**EXERCISE REQUIREMENTS**. Below are the records. List every line holding the word "बदलन".

**Dataset records**.
########################################

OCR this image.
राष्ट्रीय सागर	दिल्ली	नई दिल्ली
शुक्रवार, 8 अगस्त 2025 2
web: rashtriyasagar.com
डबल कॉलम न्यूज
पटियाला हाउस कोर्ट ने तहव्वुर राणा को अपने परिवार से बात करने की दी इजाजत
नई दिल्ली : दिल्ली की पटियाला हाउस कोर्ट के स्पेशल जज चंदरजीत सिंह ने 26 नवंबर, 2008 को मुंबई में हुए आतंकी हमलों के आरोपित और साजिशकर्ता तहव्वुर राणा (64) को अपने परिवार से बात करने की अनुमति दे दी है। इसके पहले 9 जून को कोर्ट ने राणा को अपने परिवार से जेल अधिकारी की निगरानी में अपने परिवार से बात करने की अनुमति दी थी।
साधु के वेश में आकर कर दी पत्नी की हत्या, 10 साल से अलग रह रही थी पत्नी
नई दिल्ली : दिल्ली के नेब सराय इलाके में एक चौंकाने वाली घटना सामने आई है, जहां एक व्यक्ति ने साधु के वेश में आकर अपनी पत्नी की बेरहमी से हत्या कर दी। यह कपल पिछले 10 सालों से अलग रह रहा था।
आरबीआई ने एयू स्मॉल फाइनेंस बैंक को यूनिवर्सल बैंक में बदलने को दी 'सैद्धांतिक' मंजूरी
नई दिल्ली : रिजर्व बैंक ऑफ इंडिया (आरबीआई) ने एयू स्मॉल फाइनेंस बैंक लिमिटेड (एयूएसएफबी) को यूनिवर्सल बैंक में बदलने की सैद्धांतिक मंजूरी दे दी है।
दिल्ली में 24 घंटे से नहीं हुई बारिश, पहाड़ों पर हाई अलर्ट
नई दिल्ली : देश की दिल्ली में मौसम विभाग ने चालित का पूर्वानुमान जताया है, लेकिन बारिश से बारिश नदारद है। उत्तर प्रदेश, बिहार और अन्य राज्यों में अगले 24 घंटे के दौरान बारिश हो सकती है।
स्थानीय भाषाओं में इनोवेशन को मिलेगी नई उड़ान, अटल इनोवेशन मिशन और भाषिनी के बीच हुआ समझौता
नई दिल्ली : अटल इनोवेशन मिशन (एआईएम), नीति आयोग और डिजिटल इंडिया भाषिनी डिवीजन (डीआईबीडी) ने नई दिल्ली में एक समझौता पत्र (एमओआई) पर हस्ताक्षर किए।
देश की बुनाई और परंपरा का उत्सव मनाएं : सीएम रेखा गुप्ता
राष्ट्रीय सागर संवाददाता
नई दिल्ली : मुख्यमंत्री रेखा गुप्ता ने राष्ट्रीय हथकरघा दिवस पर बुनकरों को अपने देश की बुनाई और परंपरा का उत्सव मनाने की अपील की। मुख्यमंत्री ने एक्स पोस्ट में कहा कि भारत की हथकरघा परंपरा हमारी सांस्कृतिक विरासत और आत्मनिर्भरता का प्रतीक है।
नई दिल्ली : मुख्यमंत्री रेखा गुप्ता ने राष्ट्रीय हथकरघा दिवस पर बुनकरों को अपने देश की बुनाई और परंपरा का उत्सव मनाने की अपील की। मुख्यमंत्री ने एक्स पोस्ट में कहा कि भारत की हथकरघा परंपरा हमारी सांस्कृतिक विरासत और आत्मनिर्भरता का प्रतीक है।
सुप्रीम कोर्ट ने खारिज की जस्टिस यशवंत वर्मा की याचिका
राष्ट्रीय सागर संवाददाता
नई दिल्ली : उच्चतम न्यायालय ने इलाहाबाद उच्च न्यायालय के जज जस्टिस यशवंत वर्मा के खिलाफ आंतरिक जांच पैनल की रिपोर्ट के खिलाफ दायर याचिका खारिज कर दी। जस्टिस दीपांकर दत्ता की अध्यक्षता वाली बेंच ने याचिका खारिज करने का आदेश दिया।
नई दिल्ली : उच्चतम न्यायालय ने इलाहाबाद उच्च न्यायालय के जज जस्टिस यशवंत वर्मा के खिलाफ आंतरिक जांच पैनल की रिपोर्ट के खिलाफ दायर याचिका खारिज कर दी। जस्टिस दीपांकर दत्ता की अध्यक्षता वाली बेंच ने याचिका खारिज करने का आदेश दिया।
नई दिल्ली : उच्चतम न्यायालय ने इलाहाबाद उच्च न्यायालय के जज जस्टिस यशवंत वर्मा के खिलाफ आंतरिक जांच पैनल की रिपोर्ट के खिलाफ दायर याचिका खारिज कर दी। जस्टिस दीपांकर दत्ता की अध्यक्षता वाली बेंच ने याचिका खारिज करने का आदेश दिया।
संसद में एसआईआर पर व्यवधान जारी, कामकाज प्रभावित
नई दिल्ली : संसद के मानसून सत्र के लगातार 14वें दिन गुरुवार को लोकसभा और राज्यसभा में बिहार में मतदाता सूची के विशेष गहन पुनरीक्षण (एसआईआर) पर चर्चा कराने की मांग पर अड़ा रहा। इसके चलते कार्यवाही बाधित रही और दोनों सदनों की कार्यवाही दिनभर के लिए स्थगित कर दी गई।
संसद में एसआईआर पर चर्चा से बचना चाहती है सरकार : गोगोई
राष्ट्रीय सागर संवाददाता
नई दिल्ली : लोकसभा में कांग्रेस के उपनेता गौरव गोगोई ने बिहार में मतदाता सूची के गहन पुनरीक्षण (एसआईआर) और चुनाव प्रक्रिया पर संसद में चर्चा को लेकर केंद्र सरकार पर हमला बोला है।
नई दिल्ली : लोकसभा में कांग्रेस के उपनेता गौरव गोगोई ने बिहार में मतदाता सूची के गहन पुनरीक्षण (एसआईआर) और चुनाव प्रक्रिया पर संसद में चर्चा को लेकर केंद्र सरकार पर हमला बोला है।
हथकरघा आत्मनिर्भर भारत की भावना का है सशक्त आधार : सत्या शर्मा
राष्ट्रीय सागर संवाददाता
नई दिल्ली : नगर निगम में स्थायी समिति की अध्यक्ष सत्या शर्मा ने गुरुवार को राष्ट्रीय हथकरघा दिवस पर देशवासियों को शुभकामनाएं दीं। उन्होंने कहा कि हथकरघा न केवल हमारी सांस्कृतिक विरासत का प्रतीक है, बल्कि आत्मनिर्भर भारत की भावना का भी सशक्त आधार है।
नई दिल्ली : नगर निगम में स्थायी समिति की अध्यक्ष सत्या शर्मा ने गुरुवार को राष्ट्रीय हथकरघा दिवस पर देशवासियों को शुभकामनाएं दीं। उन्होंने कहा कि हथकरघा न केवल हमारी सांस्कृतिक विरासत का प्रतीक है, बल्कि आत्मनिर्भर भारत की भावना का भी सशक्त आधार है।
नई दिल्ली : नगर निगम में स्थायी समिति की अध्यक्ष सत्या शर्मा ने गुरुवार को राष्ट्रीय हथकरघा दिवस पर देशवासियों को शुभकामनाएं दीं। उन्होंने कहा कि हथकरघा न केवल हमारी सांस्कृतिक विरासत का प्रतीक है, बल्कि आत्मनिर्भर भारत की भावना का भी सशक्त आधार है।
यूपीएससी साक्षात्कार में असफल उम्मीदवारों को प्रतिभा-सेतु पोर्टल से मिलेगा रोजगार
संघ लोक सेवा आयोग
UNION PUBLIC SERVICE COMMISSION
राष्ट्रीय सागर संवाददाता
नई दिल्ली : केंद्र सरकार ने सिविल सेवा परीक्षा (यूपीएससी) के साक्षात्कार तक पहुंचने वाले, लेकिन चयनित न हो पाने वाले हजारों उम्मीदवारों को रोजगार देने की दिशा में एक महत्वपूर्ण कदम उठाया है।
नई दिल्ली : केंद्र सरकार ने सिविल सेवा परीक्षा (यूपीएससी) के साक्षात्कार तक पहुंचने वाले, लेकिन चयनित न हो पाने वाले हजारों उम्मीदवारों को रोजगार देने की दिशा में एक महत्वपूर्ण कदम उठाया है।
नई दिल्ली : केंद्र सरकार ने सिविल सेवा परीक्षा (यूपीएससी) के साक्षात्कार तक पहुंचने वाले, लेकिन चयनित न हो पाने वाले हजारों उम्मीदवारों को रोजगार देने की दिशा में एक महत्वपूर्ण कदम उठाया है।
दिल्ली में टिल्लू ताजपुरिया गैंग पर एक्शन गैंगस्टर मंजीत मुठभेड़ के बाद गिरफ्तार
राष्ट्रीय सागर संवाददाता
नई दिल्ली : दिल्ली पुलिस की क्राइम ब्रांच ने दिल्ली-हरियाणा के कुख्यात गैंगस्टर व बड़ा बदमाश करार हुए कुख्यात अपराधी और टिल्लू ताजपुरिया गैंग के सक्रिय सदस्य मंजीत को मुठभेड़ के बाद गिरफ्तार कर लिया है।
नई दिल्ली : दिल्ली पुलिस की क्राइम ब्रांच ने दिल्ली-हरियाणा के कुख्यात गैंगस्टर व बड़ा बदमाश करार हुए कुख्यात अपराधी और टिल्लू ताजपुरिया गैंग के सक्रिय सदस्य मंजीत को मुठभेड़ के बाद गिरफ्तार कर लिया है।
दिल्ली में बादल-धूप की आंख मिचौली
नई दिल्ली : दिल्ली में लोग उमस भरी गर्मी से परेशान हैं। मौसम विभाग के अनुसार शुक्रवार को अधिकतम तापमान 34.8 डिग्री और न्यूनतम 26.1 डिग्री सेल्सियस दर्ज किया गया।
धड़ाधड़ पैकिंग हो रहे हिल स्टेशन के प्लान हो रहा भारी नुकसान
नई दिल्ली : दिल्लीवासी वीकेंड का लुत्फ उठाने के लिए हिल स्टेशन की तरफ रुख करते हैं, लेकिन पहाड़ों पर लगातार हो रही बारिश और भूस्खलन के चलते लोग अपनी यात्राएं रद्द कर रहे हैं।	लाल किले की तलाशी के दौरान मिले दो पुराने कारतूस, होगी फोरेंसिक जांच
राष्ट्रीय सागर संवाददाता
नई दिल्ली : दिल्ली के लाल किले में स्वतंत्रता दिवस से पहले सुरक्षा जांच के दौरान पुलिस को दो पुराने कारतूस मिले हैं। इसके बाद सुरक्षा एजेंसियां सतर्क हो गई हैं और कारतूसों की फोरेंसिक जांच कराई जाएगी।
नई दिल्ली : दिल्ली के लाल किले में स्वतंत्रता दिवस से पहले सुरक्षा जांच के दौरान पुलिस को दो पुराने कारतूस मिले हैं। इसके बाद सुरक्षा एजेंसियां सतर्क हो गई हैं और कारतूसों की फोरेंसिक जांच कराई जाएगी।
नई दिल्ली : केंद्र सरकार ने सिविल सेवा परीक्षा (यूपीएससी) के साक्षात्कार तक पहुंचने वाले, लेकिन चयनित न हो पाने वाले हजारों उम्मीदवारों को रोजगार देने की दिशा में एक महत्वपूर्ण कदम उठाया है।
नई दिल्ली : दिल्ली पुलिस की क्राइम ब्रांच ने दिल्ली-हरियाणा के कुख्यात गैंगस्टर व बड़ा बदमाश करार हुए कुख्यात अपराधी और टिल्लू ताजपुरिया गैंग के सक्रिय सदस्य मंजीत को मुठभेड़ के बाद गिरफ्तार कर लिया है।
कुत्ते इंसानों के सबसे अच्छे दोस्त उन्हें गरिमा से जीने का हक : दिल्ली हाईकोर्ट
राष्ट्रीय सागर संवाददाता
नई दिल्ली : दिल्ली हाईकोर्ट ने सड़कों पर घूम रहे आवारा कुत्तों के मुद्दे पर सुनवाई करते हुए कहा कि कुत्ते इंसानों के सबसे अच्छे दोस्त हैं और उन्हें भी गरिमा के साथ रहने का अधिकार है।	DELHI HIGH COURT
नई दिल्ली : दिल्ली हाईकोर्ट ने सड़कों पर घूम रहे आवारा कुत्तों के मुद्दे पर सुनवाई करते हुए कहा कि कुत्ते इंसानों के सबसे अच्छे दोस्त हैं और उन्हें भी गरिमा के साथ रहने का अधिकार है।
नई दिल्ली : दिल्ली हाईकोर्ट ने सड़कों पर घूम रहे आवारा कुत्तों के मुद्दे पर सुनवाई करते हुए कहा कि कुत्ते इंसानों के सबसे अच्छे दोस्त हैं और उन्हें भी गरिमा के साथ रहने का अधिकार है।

########################################

**EXERCISE ANSWER**.
आरबीआई ने एयू स्मॉल फाइनेंस बैंक को यूनिवर्सल बैंक में बदलने को दी 'सैद्धांतिक' मंजूरी
नई दिल्ली : रिजर्व बैंक ऑफ इंडिया (आरबीआई) ने एयू स्मॉल फाइनेंस बैंक लिमिटेड (एयूएसएफबी) को यूनिवर्सल बैंक में बदलने की सैद्धांतिक मंजूरी दे दी है।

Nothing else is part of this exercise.